Data supplied

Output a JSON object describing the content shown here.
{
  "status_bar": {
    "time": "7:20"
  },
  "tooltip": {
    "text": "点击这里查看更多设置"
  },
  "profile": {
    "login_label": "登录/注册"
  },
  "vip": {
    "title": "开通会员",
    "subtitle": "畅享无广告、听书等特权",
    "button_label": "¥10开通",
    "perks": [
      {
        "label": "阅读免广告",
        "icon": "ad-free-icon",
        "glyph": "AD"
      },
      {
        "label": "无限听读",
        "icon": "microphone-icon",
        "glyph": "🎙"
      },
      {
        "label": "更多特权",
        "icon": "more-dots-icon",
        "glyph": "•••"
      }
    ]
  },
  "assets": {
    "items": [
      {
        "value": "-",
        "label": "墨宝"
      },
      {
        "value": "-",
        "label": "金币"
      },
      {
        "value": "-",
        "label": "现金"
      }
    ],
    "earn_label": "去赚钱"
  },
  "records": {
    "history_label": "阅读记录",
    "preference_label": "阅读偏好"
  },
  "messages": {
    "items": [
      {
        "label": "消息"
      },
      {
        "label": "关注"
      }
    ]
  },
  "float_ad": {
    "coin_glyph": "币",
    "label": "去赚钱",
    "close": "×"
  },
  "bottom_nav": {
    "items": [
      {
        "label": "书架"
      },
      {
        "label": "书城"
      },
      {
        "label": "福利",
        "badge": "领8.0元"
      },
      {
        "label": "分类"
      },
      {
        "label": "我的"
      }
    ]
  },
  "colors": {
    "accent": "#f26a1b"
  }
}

Written request
Copy the material above back out, exactly as written.

Finished answer
Output a JSON object describing the content shown here.
{
  "status_bar": {
    "time": "7:20"
  },
  "tooltip": {
    "text": "点击这里查看更多设置"
  },
  "profile": {
    "login_label": "登录/注册"
  },
  "vip": {
    "title": "开通会员",
    "subtitle": "畅享无广告、听书等特权",
    "button_label": "¥10开通",
    "perks": [
      {
        "label": "阅读免广告",
        "icon": "ad-free-icon",
        "glyph": "AD"
      },
      {
        "label": "无限听读",
        "icon": "microphone-icon",
        "glyph": "🎙"
      },
      {
        "label": "更多特权",
        "icon": "more-dots-icon",
        "glyph": "•••"
      }
    ]
  },
  "assets": {
    "items": [
      {
        "value": "-",
        "label": "墨宝"
      },
      {
        "value": "-",
        "label": "金币"
      },
      {
        "value": "-",
        "label": "现金"
      }
    ],
    "earn_label": "去赚钱"
  },
  "records": {
    "history_label": "阅读记录",
    "preference_label": "阅读偏好"
  },
  "messages": {
    "items": [
      {
        "label": "消息"
      },
      {
        "label": "关注"
      }
    ]
  },
  "float_ad": {
    "coin_glyph": "币",
    "label": "去赚钱",
    "close": "×"
  },
  "bottom_nav": {
    "items": [
      {
        "label": "书架"
      },
      {
        "label": "书城"
      },
      {
        "label": "福利",
        "badge": "领8.0元"
      },
      {
        "label": "分类"
      },
      {
        "label": "我的"
      }
    ]
  },
  "colors": {
    "accent": "#f26a1b"
  }
}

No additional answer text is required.